_本文抜粋:_
登録:2021-09-24 05:46 修正:2021-09-24 06:41
韓国政府、27日に第4四半期接種計画発表 
高危険群の追加接種など含まれる 
日程は早くても来年2月以降になる見込み 
高感染危険群は年内の可能性も 
専門家「若年・壮年層はもう少し見守ってもいい」
今月23日、ソウル西大門区の北阿ヒョン文化体育センターに設けられた新型コロナワクチン接種センターを訪れた市民がワクチン接種を受けている/聯合ニュース

 米食品医薬品局(FDA)が、高齢者や高危険群、高感染危険群に対して新型コロナワクチンの追加接種(ブースターショット)を緊急承認した。韓国でも、27日に高危険群と免疫低下者を中心とした追加接種計画を含めた第4四半期接種計画が発表される予定だ。ただし、専門家らは50代以下の若年・壮年層など人口全体を対象にした追加接種は、追加接種のメリットがどの程度なのか、研究結果などを見極めてから判断しても遅くないと口を揃えた。

 FDAが22日(現地時間)、米国のファイザーとドイツのビオンテックが開発したワクチンについて追加接種を承認し、接種対象者は65歳以上、18~64歳の年齢層のうち重症発症リスクの高い集団と新型コロナ感染リスクの高い職業群に決めたと、AP通信などが報じた。これによって、疾病対策センター(CDC)諮問委員会の勧告が出れば、米国は実際に追加接種に入ることが可能になる。

_調査対象データ:_

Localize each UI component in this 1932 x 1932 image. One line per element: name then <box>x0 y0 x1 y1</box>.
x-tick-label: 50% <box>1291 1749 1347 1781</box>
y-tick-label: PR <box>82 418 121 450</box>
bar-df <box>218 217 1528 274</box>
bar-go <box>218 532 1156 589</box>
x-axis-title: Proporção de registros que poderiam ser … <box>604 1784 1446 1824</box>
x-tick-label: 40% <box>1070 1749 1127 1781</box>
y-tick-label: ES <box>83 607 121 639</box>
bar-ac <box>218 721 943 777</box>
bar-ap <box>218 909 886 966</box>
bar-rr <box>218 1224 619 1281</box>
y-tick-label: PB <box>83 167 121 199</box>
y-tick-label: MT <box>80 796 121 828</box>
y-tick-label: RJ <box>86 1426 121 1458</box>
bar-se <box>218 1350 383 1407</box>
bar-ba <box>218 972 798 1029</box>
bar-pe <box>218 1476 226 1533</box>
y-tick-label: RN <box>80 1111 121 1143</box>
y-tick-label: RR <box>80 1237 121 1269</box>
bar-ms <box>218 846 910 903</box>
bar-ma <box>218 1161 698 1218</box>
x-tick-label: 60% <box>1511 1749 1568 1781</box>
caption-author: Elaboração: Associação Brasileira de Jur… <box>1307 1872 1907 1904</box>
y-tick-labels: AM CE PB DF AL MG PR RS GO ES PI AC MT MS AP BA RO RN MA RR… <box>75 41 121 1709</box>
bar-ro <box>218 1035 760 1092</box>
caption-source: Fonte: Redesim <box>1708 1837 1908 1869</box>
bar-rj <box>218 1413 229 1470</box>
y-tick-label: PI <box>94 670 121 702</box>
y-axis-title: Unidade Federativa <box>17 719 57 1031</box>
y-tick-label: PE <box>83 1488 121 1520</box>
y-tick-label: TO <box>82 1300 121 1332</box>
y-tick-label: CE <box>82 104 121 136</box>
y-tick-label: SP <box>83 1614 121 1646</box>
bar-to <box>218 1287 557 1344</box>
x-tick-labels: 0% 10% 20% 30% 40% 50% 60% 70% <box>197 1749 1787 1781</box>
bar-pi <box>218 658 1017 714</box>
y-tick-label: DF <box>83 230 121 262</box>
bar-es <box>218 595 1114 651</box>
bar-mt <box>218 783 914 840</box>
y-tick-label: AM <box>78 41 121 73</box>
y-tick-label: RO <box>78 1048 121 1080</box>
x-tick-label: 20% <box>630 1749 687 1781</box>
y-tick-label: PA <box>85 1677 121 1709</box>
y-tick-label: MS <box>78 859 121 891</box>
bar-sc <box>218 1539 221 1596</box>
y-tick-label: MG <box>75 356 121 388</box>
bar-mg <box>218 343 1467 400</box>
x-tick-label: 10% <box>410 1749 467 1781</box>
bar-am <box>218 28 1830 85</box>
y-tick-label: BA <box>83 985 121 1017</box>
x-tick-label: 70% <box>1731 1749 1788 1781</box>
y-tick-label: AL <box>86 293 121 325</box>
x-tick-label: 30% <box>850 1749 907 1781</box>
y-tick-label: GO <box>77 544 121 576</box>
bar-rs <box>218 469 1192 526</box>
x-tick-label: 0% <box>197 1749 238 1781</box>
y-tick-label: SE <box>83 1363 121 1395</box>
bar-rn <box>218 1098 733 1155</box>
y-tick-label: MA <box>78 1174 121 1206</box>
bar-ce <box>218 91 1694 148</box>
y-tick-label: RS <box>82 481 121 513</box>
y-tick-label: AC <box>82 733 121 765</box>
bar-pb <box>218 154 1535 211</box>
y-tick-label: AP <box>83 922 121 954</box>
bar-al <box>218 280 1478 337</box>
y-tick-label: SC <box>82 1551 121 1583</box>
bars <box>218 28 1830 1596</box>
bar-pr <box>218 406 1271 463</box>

_課題一覧:_
1. 本文抜粋を読み、次の問いに答えなさい。
(a) 韓国で第4四半期接種計画が発表される予定の日はいつか。
(b) FDAが追加接種を承認したワクチンは、どの企業が開発したものか。
(c) CDC諮問委員会の勧告が出れば、米国はどうなるとされているか。
2. 本文抜粋のうち「FDAが22日(現地時間)」で始まる段落を、主な事実を残したまま箇条書きにまとめなさい。
3. 本文抜粋から、「米食品医薬品局(FDA)が、」で始まり「接種に入ることが可能になる。」まで続く部分を、一字一句変えずに書き写しなさい。

_各課題の解答:_
1.
(a) 27日
(b) 米国のファイザーとドイツのビオンテック
(c) 実際に追加接種に入ることが可能になる。

2.
・FDAは22日(現地時間)、ファイザーとビオンテックが開発したワクチンの追加接種を承認した(AP通信などの報道)。
・接種対象者は、65歳以上、18~64歳のうち重症発症リスクの高い集団、新型コロナ感染リスクの高い職業群である。
・CDC諮問委員会の勧告が出れば、米国は実際に追加接種に入ることが可能になる。

3.
米食品医薬品局(FDA)が、高齢者や高危険群、高感染危険群に対して新型コロナワクチンの追加接種(ブースターショット)を緊急承認した。韓国でも、27日に高危険群と免疫低下者を中心とした追加接種計画を含めた第4四半期接種計画が発表される予定だ。ただし、専門家らは50代以下の若年・壮年層など人口全体を対象にした追加接種は、追加接種のメリットがどの程度なのか、研究結果などを見極めてから判断しても遅くないと口を揃えた。

 FDAが22日(現地時間)、米国のファイザーとドイツのビオンテックが開発したワクチンについて追加接種を承認し、接種対象者は65歳以上、18~64歳の年齢層のうち重症発症リスクの高い集団と新型コロナ感染リスクの高い職業群に決めたと、AP通信などが報じた。これによって、疾病対策センター(CDC)諮問委員会の勧告が出れば、米国は実際に追加接種に入ることが可能になる。